[Exercise objective]
Comb the records below for the string "experiencing" and copy each line where it turns up.

═════ Provided data

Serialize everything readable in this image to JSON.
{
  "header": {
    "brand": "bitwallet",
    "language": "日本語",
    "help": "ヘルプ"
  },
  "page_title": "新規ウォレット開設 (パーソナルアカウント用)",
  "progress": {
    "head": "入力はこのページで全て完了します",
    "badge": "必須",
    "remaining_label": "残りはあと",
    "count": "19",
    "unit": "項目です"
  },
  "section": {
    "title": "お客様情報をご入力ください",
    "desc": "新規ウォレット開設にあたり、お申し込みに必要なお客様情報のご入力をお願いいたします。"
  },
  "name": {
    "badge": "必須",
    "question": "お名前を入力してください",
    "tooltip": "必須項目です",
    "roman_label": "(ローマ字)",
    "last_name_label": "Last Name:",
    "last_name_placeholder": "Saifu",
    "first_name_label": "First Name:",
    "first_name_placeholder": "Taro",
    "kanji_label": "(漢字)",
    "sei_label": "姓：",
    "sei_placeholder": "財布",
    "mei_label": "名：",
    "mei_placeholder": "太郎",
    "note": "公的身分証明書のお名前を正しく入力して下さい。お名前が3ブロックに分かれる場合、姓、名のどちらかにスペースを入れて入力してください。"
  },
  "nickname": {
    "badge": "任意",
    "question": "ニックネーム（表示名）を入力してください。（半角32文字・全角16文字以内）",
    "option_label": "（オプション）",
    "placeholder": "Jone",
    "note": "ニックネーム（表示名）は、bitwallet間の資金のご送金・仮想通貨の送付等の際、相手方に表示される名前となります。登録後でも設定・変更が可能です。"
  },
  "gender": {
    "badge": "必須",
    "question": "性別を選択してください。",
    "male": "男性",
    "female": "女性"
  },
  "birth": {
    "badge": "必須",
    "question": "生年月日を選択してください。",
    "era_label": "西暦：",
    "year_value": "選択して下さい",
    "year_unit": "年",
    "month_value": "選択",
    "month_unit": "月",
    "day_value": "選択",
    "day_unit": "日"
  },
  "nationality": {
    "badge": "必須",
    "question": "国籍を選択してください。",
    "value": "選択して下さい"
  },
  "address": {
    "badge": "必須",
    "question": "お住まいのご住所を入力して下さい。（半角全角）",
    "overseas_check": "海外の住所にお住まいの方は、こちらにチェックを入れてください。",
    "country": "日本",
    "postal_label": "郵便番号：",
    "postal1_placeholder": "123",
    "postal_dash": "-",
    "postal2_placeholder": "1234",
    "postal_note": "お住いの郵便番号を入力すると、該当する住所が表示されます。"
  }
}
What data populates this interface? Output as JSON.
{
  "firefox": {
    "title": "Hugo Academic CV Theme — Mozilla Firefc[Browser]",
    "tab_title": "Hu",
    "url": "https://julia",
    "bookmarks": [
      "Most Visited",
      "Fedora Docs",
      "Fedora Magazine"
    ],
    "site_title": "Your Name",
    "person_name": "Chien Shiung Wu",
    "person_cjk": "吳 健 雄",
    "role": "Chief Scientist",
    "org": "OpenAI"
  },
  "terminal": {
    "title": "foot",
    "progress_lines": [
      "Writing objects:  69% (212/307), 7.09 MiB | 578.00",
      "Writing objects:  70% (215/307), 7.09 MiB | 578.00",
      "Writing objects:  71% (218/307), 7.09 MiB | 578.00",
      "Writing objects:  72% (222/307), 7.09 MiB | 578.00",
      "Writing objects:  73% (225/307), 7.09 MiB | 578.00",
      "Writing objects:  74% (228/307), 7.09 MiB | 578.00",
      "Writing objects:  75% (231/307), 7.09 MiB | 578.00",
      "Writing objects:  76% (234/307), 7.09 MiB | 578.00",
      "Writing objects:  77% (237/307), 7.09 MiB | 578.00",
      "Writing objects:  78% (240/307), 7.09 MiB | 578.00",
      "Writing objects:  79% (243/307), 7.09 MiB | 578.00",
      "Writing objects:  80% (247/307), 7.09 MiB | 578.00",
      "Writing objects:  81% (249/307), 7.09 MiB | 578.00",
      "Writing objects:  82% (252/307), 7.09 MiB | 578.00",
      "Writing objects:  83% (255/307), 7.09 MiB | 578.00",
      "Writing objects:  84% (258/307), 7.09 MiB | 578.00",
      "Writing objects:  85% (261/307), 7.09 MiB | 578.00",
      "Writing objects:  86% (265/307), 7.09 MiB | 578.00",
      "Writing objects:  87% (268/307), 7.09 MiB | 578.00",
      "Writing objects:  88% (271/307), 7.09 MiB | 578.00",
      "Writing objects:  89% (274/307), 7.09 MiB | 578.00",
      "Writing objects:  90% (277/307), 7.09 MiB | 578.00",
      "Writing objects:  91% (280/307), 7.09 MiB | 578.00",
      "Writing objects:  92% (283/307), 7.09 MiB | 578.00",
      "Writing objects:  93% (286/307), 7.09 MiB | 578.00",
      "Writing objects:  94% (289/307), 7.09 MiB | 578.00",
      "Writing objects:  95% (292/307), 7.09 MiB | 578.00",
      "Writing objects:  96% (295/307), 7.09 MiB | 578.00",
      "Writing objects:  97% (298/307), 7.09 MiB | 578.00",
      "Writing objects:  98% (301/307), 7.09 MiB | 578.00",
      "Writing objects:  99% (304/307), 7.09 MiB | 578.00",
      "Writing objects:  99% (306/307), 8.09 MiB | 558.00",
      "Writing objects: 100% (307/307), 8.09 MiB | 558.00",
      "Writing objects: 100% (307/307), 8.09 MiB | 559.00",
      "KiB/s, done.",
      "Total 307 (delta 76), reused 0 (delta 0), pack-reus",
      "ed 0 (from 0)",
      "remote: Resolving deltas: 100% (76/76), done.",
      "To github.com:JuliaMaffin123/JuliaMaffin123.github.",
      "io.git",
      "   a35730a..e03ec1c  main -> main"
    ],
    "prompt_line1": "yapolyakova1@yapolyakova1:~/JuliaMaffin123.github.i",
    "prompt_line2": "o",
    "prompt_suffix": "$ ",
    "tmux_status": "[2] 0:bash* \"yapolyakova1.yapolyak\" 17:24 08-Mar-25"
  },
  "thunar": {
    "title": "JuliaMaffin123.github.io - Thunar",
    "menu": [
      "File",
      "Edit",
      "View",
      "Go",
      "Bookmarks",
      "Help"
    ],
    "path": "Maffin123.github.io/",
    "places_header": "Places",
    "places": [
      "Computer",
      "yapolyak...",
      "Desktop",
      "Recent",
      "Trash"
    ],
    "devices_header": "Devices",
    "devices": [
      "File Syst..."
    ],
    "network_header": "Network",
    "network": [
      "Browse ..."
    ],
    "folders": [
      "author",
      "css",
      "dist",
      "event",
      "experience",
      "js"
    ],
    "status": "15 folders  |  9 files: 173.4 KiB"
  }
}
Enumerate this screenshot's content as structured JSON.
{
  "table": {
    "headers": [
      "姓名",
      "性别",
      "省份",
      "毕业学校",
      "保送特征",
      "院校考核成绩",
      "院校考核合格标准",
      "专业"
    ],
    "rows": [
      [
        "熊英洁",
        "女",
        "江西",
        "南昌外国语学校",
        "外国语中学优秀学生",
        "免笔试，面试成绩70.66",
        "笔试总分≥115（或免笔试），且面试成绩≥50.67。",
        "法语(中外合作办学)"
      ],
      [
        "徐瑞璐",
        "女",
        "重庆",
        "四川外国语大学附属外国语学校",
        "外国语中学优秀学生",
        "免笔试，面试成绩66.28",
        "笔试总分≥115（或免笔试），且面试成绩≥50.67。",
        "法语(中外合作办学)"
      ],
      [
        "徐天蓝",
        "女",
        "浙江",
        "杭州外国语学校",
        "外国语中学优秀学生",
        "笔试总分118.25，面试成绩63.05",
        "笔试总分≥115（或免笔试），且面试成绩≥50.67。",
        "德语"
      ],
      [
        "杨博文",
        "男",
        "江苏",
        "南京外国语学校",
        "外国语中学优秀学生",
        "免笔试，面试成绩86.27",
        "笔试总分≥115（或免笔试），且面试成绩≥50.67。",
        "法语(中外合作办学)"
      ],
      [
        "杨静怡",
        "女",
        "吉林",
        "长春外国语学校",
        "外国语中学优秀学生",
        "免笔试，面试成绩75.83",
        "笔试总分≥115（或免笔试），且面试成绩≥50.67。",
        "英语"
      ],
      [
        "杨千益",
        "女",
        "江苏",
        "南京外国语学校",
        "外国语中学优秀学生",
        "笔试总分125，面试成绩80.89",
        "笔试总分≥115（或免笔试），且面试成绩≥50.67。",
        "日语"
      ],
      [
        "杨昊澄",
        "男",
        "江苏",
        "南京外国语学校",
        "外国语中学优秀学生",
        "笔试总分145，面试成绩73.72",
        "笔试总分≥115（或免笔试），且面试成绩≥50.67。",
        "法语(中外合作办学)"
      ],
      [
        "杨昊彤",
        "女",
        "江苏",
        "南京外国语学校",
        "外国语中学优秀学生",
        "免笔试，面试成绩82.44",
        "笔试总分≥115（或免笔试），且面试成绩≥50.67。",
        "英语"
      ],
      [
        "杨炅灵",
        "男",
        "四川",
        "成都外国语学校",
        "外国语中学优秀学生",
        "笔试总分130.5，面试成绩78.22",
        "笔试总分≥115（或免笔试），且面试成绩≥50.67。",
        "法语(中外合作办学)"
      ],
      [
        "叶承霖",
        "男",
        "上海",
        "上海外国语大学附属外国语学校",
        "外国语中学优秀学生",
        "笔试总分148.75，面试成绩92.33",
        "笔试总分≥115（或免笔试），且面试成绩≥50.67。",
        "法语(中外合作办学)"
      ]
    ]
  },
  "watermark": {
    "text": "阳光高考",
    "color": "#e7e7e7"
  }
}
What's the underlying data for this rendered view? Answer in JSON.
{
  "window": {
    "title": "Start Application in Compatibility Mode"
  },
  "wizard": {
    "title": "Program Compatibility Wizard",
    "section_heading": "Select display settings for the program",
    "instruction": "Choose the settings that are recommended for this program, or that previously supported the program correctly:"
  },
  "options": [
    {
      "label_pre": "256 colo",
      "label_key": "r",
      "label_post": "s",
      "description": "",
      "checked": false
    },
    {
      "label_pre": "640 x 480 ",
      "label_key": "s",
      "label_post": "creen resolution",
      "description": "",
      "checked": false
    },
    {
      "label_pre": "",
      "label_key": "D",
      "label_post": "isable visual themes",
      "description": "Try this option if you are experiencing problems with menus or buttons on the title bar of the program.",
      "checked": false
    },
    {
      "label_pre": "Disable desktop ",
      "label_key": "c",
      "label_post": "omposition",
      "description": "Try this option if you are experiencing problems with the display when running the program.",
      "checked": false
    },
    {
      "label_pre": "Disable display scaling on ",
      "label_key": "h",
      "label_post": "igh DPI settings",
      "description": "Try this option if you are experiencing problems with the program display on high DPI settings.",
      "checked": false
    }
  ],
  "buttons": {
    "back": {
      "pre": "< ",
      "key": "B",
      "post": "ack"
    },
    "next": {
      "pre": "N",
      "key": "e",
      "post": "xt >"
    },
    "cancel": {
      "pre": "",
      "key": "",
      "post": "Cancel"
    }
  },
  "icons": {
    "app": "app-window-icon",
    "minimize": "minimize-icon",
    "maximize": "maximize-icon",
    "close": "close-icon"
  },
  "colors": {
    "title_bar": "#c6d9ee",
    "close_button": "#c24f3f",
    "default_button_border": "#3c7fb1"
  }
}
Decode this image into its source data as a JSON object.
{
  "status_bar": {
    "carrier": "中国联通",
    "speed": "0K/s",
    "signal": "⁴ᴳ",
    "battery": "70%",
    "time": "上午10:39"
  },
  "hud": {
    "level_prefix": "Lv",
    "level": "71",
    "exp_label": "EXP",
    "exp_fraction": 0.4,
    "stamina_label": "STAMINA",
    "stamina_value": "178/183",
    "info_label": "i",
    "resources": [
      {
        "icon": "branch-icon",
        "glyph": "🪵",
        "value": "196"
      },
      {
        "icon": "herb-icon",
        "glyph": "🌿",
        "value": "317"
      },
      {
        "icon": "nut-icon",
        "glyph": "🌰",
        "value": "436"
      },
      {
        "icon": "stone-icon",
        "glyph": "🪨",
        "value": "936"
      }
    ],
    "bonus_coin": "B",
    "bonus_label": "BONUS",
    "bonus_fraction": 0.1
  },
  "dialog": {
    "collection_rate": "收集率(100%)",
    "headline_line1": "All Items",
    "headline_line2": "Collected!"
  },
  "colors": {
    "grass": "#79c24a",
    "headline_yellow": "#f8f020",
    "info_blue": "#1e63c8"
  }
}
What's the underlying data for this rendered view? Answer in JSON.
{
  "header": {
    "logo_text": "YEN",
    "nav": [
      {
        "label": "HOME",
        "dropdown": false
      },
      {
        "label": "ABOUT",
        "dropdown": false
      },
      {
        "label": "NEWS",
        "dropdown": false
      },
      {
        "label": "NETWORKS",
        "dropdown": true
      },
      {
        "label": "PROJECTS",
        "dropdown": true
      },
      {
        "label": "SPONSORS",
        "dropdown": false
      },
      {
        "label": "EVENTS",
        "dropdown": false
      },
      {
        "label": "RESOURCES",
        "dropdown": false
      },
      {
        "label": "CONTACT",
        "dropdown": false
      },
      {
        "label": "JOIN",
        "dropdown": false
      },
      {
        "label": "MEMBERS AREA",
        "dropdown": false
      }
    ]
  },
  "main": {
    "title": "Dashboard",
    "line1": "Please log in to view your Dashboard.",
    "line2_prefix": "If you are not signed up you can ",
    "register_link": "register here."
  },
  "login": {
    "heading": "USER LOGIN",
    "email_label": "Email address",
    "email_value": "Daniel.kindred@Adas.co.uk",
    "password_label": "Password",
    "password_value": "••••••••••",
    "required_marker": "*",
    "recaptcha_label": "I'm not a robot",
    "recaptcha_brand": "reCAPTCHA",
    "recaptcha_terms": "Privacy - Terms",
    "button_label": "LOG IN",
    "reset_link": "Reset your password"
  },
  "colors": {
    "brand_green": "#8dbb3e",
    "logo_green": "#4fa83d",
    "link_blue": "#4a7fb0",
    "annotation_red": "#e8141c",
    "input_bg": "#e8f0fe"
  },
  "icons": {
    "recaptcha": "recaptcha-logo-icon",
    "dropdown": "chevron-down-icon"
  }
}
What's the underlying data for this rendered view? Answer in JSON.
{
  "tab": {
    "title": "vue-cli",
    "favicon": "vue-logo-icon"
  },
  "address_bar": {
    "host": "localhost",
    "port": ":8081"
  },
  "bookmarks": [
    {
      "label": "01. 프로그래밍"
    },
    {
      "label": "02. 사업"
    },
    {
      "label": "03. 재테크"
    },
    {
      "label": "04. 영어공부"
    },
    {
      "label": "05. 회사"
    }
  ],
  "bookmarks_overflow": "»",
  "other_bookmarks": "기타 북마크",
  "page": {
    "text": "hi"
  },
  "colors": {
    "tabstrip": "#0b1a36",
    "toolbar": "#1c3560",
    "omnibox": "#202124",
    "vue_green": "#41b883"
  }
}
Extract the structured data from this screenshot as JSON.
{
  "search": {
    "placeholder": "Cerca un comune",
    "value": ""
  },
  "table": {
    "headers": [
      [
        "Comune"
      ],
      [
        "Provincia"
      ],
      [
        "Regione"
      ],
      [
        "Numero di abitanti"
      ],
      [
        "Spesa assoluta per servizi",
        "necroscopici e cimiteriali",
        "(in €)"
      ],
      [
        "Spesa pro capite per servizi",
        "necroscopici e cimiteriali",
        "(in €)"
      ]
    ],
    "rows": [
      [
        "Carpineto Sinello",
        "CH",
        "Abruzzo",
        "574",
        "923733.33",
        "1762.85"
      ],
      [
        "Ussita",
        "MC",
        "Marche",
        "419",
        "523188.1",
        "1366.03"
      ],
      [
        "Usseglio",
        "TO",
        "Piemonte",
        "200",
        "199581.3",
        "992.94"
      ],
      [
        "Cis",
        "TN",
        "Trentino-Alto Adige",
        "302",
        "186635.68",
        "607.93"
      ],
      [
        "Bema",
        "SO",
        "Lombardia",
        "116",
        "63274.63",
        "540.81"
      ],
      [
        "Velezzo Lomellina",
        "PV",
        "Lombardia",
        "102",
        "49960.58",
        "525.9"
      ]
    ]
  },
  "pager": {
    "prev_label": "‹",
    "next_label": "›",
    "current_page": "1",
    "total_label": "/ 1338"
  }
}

══════════

[Solution for this exercise]
      "description": "Try this option if you are experiencing problems with menus or buttons on the title bar of the program.",
      "description": "Try this option if you are experiencing problems with the display when running the program.",
      "description": "Try this option if you are experiencing problems with the program display on high DPI settings.",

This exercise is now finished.